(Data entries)
------------------------------------------------

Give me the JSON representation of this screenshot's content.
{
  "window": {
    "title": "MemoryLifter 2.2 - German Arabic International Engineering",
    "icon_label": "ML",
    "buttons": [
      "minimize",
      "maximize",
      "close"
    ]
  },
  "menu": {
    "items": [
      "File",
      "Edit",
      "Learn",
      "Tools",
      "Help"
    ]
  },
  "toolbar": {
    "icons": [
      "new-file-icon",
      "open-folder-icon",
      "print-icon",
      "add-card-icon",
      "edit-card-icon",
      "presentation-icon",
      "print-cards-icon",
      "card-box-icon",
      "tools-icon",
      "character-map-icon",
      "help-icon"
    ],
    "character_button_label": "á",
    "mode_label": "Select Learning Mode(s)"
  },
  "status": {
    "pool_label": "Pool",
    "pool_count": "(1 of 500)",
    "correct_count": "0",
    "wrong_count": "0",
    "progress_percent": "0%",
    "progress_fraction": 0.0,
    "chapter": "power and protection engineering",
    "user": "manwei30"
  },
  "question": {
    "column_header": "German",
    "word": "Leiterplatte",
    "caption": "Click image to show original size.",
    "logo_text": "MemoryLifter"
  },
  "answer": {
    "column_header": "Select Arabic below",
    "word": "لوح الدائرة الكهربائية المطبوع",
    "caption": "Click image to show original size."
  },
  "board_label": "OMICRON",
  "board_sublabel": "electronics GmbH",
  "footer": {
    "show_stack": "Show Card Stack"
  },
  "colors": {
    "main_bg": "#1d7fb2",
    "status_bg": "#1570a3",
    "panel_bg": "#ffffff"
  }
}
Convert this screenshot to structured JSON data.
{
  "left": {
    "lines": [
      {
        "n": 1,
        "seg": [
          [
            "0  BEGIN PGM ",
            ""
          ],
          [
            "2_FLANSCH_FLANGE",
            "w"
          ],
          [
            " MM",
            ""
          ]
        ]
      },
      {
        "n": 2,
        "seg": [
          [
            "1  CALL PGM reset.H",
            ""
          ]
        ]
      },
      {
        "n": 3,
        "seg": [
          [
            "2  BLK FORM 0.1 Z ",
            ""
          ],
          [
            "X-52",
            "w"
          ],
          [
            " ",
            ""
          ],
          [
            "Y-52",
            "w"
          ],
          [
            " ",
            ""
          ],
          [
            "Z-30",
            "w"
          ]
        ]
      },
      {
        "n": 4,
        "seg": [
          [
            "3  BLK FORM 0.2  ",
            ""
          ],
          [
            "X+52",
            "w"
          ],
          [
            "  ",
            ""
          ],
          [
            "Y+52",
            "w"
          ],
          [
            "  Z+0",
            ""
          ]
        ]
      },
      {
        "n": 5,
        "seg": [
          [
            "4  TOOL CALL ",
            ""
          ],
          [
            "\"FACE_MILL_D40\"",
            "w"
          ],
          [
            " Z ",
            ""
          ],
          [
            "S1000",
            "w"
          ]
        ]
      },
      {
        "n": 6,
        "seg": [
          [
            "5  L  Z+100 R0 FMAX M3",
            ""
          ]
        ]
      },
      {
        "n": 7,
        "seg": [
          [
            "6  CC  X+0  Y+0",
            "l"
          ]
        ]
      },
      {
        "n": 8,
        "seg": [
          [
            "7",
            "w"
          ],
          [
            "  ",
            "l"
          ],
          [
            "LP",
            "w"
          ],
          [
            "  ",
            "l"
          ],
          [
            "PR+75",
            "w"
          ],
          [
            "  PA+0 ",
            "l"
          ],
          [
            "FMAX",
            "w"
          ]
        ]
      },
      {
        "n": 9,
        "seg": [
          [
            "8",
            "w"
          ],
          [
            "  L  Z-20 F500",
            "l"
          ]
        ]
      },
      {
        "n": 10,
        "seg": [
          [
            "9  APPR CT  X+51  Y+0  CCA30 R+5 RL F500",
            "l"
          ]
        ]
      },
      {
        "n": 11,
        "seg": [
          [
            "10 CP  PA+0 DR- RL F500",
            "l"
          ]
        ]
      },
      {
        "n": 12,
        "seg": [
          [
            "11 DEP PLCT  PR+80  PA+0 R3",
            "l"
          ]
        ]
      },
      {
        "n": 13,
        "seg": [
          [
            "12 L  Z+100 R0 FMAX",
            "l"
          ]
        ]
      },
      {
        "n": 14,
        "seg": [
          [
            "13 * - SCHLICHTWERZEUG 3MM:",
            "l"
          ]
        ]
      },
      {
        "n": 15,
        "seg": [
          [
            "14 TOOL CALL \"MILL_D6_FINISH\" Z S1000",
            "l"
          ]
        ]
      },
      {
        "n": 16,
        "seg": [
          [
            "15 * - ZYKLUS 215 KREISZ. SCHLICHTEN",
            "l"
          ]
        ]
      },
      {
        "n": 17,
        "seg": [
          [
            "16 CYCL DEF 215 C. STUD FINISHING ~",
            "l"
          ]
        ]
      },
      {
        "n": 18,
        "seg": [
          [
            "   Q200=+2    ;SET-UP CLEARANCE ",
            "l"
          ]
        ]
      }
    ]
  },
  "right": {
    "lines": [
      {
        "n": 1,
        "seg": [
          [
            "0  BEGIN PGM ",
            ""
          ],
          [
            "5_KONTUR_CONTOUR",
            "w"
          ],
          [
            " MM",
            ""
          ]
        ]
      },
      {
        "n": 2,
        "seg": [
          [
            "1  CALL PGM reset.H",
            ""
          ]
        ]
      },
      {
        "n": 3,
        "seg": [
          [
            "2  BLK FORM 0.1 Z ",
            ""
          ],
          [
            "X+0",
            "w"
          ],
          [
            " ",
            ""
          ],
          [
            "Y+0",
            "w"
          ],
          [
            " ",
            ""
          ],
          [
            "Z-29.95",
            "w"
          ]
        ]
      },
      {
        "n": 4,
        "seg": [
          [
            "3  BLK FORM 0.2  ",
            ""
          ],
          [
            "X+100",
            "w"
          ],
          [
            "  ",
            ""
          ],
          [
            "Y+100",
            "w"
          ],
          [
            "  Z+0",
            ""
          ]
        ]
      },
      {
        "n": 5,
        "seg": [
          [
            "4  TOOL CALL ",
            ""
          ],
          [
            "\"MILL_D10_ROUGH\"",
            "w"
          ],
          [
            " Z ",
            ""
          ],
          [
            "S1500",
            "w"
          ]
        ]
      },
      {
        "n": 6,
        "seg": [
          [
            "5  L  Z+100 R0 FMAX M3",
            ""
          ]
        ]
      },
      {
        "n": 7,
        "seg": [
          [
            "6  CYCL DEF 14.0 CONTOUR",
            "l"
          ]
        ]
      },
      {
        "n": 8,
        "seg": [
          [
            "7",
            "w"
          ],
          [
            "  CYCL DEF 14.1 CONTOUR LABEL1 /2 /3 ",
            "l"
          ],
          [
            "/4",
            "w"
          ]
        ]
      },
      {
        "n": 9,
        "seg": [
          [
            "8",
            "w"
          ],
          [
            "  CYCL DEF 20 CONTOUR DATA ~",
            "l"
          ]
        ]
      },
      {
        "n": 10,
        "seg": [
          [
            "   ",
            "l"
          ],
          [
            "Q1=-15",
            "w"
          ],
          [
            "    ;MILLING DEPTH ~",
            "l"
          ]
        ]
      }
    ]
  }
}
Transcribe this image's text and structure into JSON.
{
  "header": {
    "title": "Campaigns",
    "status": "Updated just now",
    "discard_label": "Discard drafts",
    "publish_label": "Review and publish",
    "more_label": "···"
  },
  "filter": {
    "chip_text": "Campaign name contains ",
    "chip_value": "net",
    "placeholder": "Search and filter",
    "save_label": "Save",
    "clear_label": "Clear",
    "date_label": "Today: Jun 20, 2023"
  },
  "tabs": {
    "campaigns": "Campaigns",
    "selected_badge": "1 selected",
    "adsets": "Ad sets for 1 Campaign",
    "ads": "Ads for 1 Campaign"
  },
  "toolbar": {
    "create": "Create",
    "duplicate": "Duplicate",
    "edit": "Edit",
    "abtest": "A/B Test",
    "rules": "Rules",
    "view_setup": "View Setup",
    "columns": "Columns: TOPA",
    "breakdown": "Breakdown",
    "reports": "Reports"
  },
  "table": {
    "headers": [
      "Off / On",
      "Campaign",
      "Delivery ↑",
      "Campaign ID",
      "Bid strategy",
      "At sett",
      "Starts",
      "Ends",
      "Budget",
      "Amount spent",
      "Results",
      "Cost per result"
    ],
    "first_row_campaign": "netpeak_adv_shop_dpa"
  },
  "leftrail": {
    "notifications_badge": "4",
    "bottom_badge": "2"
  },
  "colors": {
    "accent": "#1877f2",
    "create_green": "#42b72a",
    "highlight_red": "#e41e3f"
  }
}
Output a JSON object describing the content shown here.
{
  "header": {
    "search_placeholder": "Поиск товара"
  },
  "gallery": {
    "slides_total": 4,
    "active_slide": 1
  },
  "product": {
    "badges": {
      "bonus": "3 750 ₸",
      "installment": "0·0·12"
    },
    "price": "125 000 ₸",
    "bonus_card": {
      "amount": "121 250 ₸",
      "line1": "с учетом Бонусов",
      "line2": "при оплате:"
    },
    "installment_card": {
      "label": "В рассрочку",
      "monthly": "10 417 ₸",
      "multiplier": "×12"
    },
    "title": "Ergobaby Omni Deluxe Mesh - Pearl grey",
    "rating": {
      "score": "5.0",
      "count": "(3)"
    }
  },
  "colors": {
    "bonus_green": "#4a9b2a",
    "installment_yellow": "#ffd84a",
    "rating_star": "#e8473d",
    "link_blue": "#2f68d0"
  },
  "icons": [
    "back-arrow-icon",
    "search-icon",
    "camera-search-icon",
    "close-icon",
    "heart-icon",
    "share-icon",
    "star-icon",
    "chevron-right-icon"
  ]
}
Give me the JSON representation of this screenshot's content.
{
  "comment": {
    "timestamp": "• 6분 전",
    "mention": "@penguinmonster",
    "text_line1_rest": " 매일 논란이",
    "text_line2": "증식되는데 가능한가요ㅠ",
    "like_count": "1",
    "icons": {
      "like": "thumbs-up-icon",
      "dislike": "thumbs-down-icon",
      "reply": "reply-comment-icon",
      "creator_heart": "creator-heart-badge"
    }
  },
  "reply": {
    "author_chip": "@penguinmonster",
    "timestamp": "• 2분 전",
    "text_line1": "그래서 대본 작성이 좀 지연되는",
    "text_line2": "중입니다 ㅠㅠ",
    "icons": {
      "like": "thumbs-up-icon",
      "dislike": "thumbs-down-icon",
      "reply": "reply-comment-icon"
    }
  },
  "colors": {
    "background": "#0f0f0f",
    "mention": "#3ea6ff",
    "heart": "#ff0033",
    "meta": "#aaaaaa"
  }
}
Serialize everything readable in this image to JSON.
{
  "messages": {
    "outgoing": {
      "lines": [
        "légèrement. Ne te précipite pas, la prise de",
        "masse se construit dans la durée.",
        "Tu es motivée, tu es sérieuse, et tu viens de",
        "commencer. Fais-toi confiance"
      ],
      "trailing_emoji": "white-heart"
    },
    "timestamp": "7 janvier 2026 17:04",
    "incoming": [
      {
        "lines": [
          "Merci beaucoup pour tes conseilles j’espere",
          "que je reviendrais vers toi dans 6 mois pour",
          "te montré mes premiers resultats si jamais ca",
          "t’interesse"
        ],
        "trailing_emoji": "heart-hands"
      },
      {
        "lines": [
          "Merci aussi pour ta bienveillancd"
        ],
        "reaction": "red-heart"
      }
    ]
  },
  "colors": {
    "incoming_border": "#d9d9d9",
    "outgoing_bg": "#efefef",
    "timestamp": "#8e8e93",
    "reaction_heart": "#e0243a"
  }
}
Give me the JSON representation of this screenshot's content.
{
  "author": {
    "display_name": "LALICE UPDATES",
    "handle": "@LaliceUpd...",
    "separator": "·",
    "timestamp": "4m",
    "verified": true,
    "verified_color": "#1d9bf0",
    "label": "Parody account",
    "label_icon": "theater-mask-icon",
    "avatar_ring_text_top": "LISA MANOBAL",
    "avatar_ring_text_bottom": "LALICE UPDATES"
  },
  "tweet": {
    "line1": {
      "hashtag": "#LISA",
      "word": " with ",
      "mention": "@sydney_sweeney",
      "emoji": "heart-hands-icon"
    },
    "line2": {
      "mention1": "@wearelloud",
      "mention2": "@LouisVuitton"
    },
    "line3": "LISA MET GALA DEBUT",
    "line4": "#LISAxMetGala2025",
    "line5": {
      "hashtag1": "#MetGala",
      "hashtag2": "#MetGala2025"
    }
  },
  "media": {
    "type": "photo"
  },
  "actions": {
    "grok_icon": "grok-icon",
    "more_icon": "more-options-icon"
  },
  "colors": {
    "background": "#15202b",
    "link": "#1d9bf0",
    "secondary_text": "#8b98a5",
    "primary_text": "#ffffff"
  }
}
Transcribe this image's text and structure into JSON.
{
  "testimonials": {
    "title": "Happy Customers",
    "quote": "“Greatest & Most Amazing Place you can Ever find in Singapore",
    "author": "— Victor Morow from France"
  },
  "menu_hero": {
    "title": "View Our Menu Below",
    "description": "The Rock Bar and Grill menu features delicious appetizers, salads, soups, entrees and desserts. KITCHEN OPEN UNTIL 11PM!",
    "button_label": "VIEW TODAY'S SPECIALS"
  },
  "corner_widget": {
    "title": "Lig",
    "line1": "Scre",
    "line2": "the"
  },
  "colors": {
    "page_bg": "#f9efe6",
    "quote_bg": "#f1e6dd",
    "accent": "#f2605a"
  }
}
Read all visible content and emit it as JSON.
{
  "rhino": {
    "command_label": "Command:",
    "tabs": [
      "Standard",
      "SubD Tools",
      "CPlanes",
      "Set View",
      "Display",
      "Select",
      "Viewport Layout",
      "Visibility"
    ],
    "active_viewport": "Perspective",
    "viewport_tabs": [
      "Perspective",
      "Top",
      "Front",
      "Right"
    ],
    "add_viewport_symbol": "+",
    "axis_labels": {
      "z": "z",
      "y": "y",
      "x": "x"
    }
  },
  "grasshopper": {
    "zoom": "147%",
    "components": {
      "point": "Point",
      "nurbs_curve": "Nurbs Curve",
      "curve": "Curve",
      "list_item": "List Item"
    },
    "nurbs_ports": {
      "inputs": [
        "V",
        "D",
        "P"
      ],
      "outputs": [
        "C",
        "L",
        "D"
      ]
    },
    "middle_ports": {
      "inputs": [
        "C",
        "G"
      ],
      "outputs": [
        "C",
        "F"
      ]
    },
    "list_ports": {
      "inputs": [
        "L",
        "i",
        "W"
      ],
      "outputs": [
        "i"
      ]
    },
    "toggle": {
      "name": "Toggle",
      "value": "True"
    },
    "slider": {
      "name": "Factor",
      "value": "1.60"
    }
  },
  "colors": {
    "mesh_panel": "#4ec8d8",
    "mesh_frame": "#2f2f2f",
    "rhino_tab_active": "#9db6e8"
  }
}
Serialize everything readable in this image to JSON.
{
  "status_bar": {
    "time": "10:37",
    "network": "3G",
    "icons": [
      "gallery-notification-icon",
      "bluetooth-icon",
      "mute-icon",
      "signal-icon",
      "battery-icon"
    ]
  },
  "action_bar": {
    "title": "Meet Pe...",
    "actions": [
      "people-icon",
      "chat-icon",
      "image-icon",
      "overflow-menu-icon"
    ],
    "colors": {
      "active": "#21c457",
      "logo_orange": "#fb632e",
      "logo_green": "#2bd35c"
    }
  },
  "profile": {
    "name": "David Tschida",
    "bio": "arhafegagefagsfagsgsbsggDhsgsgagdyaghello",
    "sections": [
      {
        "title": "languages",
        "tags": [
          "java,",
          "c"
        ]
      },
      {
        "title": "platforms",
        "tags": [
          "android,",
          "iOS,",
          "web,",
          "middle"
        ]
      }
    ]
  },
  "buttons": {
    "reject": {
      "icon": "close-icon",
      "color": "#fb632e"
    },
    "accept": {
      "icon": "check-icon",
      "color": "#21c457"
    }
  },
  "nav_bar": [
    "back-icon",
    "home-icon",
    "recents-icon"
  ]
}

------------------------------------------------

_Set exercise_: Gather each line from the listing above that holds "caption".

_Answer to the exercise_:
    "caption": "Click image to show original size.",
    "caption": "Click image to show original size."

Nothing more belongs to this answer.